INSTRUCTION:
Transcribe all the entries word for word, skipping the pictures.

RECORDS FOR PROCESSING:

□ □ □ □

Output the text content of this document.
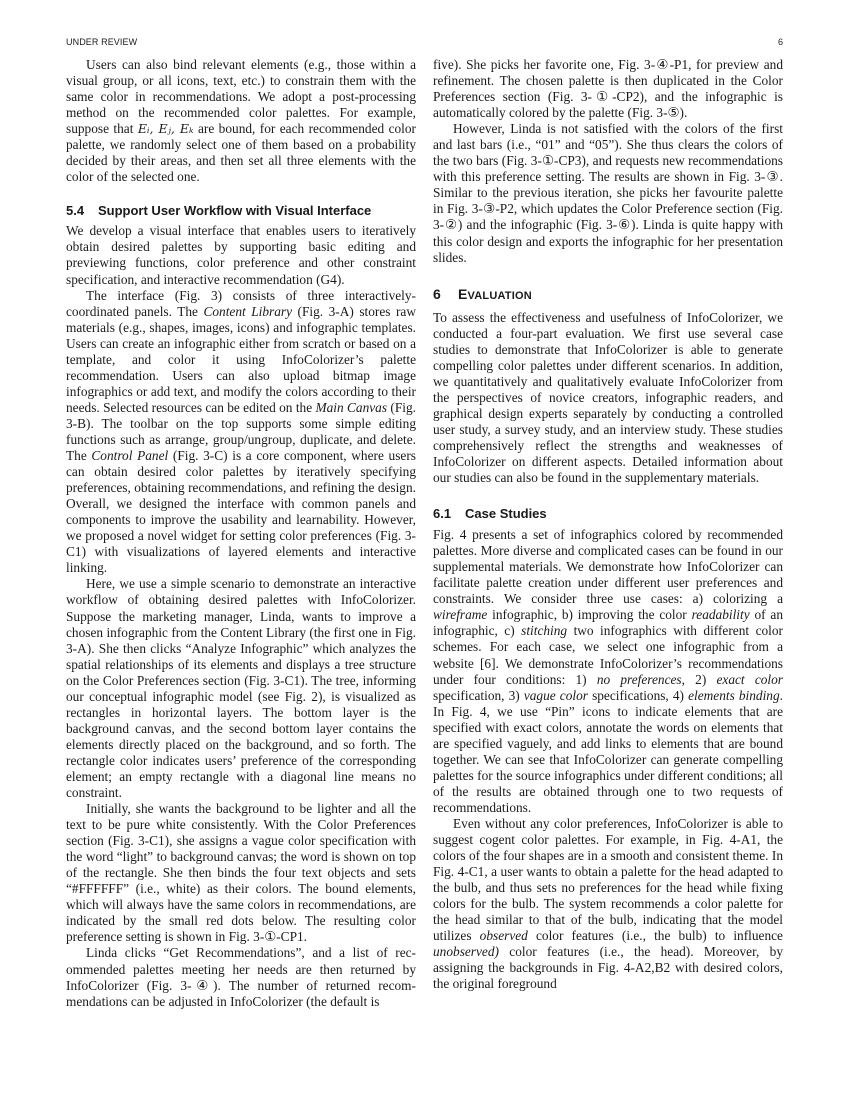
UNDER REVIEW	6

Users can also bind relevant elements (e.g., those within a visual group, or all icons, text, etc.) to constrain them with the same color in recommendations. We adopt a post-processing method on the recommended color palettes. For example, suppose that Eᵢ, Eⱼ, Eₖ are bound, for each recommended color palette, we randomly select one of them based on a probability decided by their areas, and then set all three elements with the color of the selected one.

5.4 Support User Workflow with Visual Interface

We develop a visual interface that enables users to iteratively obtain desired palettes by supporting basic editing and previewing functions, color preference and other constraint specification, and interactive recommendation (G4).

The interface (Fig. 3) consists of three interactively-coordinated panels. The Content Library (Fig. 3-A) stores raw materials (e.g., shapes, images, icons) and infographic templates. Users can create an infographic either from scratch or based on a template, and color it using InfoColorizer’s palette recommendation. Users can also upload bitmap image infographics or add text, and modify the colors according to their needs. Selected resources can be edited on the Main Canvas (Fig. 3-B). The toolbar on the top supports some simple editing functions such as arrange, group/ungroup, duplicate, and delete. The Control Panel (Fig. 3-C) is a core component, where users can obtain desired color palettes by iteratively specifying preferences, obtaining recommendations, and refining the design. Overall, we designed the interface with common panels and components to improve the usability and learnability. However, we proposed a novel widget for setting color preferences (Fig. 3-C1) with visualizations of layered elements and interactive linking.

Here, we use a simple scenario to demonstrate an interactive workflow of obtaining desired palettes with InfoColorizer. Suppose the marketing manager, Linda, wants to improve a chosen infographic from the Content Library (the first one in Fig. 3-A). She then clicks “Analyze Infographic” which analyzes the spatial relationships of its elements and displays a tree structure on the Color Preferences section (Fig. 3-C1). The tree, informing our conceptual infographic model (see Fig. 2), is visualized as rectangles in horizontal layers. The bottom layer is the background canvas, and the second bottom layer contains the elements directly placed on the background, and so forth. The rectangle color indicates users’ preference of the corresponding element; an empty rectangle with a diagonal line means no constraint.

Initially, she wants the background to be lighter and all the text to be pure white consistently. With the Color Preferences section (Fig. 3-C1), she assigns a vague color specification with the word “light” to background canvas; the word is shown on top of the rectangle. She then binds the four text objects and sets “#FFFFFF” (i.e., white) as their colors. The bound elements, which will always have the same colors in recommendations, are indicated by the small red dots below. The resulting color preference setting is shown in Fig. 3-①-CP1.

Linda clicks “Get Recommendations”, and a list of recommended palettes meeting her needs are then returned by InfoColorizer (Fig. 3-④). The number of returned recommendations can be adjusted in InfoColorizer (the default is

five). She picks her favorite one, Fig. 3-④-P1, for preview and refinement. The chosen palette is then duplicated in the Color Preferences section (Fig. 3-①-CP2), and the infographic is automatically colored by the palette (Fig. 3-⑤).

However, Linda is not satisfied with the colors of the first and last bars (i.e., “01” and “05”). She thus clears the colors of the two bars (Fig. 3-①-CP3), and requests new recommendations with this preference setting. The results are shown in Fig. 3-③. Similar to the previous iteration, she picks her favourite palette in Fig. 3-③-P2, which updates the Color Preference section (Fig. 3-②) and the infographic (Fig. 3-⑥). Linda is quite happy with this color design and exports the infographic for her presentation slides.

6 EVALUATION

To assess the effectiveness and usefulness of InfoColorizer, we conducted a four-part evaluation. We first use several case studies to demonstrate that InfoColorizer is able to generate compelling color palettes under different scenarios. In addition, we quantitatively and qualitatively evaluate InfoColorizer from the perspectives of novice creators, infographic readers, and graphical design experts separately by conducting a controlled user study, a survey study, and an interview study. These studies comprehensively reflect the strengths and weaknesses of InfoColorizer on different aspects. Detailed information about our studies can also be found in the supplementary materials.

6.1 Case Studies

Fig. 4 presents a set of infographics colored by recommended palettes. More diverse and complicated cases can be found in our supplemental materials. We demonstrate how InfoColorizer can facilitate palette creation under different user preferences and constraints. We consider three use cases: a) colorizing a wireframe infographic, b) improving the color readability of an infographic, c) stitching two infographics with different color schemes. For each case, we select one infographic from a website [6]. We demonstrate InfoColorizer’s recommendations under four conditions: 1) no preferences, 2) exact color specification, 3) vague color specifications, 4) elements binding. In Fig. 4, we use “Pin” icons to indicate elements that are specified with exact colors, annotate the words on elements that are specified vaguely, and add links to elements that are bound together. We can see that InfoColorizer can generate compelling palettes for the source infographics under different conditions; all of the results are obtained through one to two requests of recommendations.

Even without any color preferences, InfoColorizer is able to suggest cogent color palettes. For example, in Fig. 4-A1, the colors of the four shapes are in a smooth and consistent theme. In Fig. 4-C1, a user wants to obtain a palette for the head adapted to the bulb, and thus sets no preferences for the head while fixing colors for the bulb. The system recommends a color palette for the head similar to that of the bulb, indicating that the model utilizes observed color features (i.e., the bulb) to influence unobserved) color features (i.e., the head). Moreover, by assigning the backgrounds in Fig. 4-A2,B2 with desired colors, the original foreground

□ □ □ □

FULL RESPONSE:
Output the text content of this document.
UNDER REVIEW	6

Users can also bind relevant elements (e.g., those within a visual group, or all icons, text, etc.) to constrain them with the same color in recommendations. We adopt a post-processing method on the recommended color palettes. For example, suppose that Eᵢ, Eⱼ, Eₖ are bound, for each recommended color palette, we randomly select one of them based on a probability decided by their areas, and then set all three elements with the color of the selected one.

5.4 Support User Workflow with Visual Interface

We develop a visual interface that enables users to iteratively obtain desired palettes by supporting basic editing and previewing functions, color preference and other constraint specification, and interactive recommendation (G4).

The interface (Fig. 3) consists of three interactively-coordinated panels. The Content Library (Fig. 3-A) stores raw materials (e.g., shapes, images, icons) and infographic templates. Users can create an infographic either from scratch or based on a template, and color it using InfoColorizer’s palette recommendation. Users can also upload bitmap image infographics or add text, and modify the colors according to their needs. Selected resources can be edited on the Main Canvas (Fig. 3-B). The toolbar on the top supports some simple editing functions such as arrange, group/ungroup, duplicate, and delete. The Control Panel (Fig. 3-C) is a core component, where users can obtain desired color palettes by iteratively specifying preferences, obtaining recommendations, and refining the design. Overall, we designed the interface with common panels and components to improve the usability and learnability. However, we proposed a novel widget for setting color preferences (Fig. 3-C1) with visualizations of layered elements and interactive linking.

Here, we use a simple scenario to demonstrate an interactive workflow of obtaining desired palettes with InfoColorizer. Suppose the marketing manager, Linda, wants to improve a chosen infographic from the Content Library (the first one in Fig. 3-A). She then clicks “Analyze Infographic” which analyzes the spatial relationships of its elements and displays a tree structure on the Color Preferences section (Fig. 3-C1). The tree, informing our conceptual infographic model (see Fig. 2), is visualized as rectangles in horizontal layers. The bottom layer is the background canvas, and the second bottom layer contains the elements directly placed on the background, and so forth. The rectangle color indicates users’ preference of the corresponding element; an empty rectangle with a diagonal line means no constraint.

Initially, she wants the background to be lighter and all the text to be pure white consistently. With the Color Preferences section (Fig. 3-C1), she assigns a vague color specification with the word “light” to background canvas; the word is shown on top of the rectangle. She then binds the four text objects and sets “#FFFFFF” (i.e., white) as their colors. The bound elements, which will always have the same colors in recommendations, are indicated by the small red dots below. The resulting color preference setting is shown in Fig. 3-①-CP1.

Linda clicks “Get Recommendations”, and a list of recommended palettes meeting her needs are then returned by InfoColorizer (Fig. 3-④). The number of returned recommendations can be adjusted in InfoColorizer (the default is

five). She picks her favorite one, Fig. 3-④-P1, for preview and refinement. The chosen palette is then duplicated in the Color Preferences section (Fig. 3-①-CP2), and the infographic is automatically colored by the palette (Fig. 3-⑤).

However, Linda is not satisfied with the colors of the first and last bars (i.e., “01” and “05”). She thus clears the colors of the two bars (Fig. 3-①-CP3), and requests new recommendations with this preference setting. The results are shown in Fig. 3-③. Similar to the previous iteration, she picks her favourite palette in Fig. 3-③-P2, which updates the Color Preference section (Fig. 3-②) and the infographic (Fig. 3-⑥). Linda is quite happy with this color design and exports the infographic for her presentation slides.

6 EVALUATION

To assess the effectiveness and usefulness of InfoColorizer, we conducted a four-part evaluation. We first use several case studies to demonstrate that InfoColorizer is able to generate compelling color palettes under different scenarios. In addition, we quantitatively and qualitatively evaluate InfoColorizer from the perspectives of novice creators, infographic readers, and graphical design experts separately by conducting a controlled user study, a survey study, and an interview study. These studies comprehensively reflect the strengths and weaknesses of InfoColorizer on different aspects. Detailed information about our studies can also be found in the supplementary materials.

6.1 Case Studies

Fig. 4 presents a set of infographics colored by recommended palettes. More diverse and complicated cases can be found in our supplemental materials. We demonstrate how InfoColorizer can facilitate palette creation under different user preferences and constraints. We consider three use cases: a) colorizing a wireframe infographic, b) improving the color readability of an infographic, c) stitching two infographics with different color schemes. For each case, we select one infographic from a website [6]. We demonstrate InfoColorizer’s recommendations under four conditions: 1) no preferences, 2) exact color specification, 3) vague color specifications, 4) elements binding. In Fig. 4, we use “Pin” icons to indicate elements that are specified with exact colors, annotate the words on elements that are specified vaguely, and add links to elements that are bound together. We can see that InfoColorizer can generate compelling palettes for the source infographics under different conditions; all of the results are obtained through one to two requests of recommendations.

Even without any color preferences, InfoColorizer is able to suggest cogent color palettes. For example, in Fig. 4-A1, the colors of the four shapes are in a smooth and consistent theme. In Fig. 4-C1, a user wants to obtain a palette for the head adapted to the bulb, and thus sets no preferences for the head while fixing colors for the bulb. The system recommends a color palette for the head similar to that of the bulb, indicating that the model utilizes observed color features (i.e., the bulb) to influence unobserved) color features (i.e., the head). Moreover, by assigning the backgrounds in Fig. 4-A2,B2 with desired colors, the original foreground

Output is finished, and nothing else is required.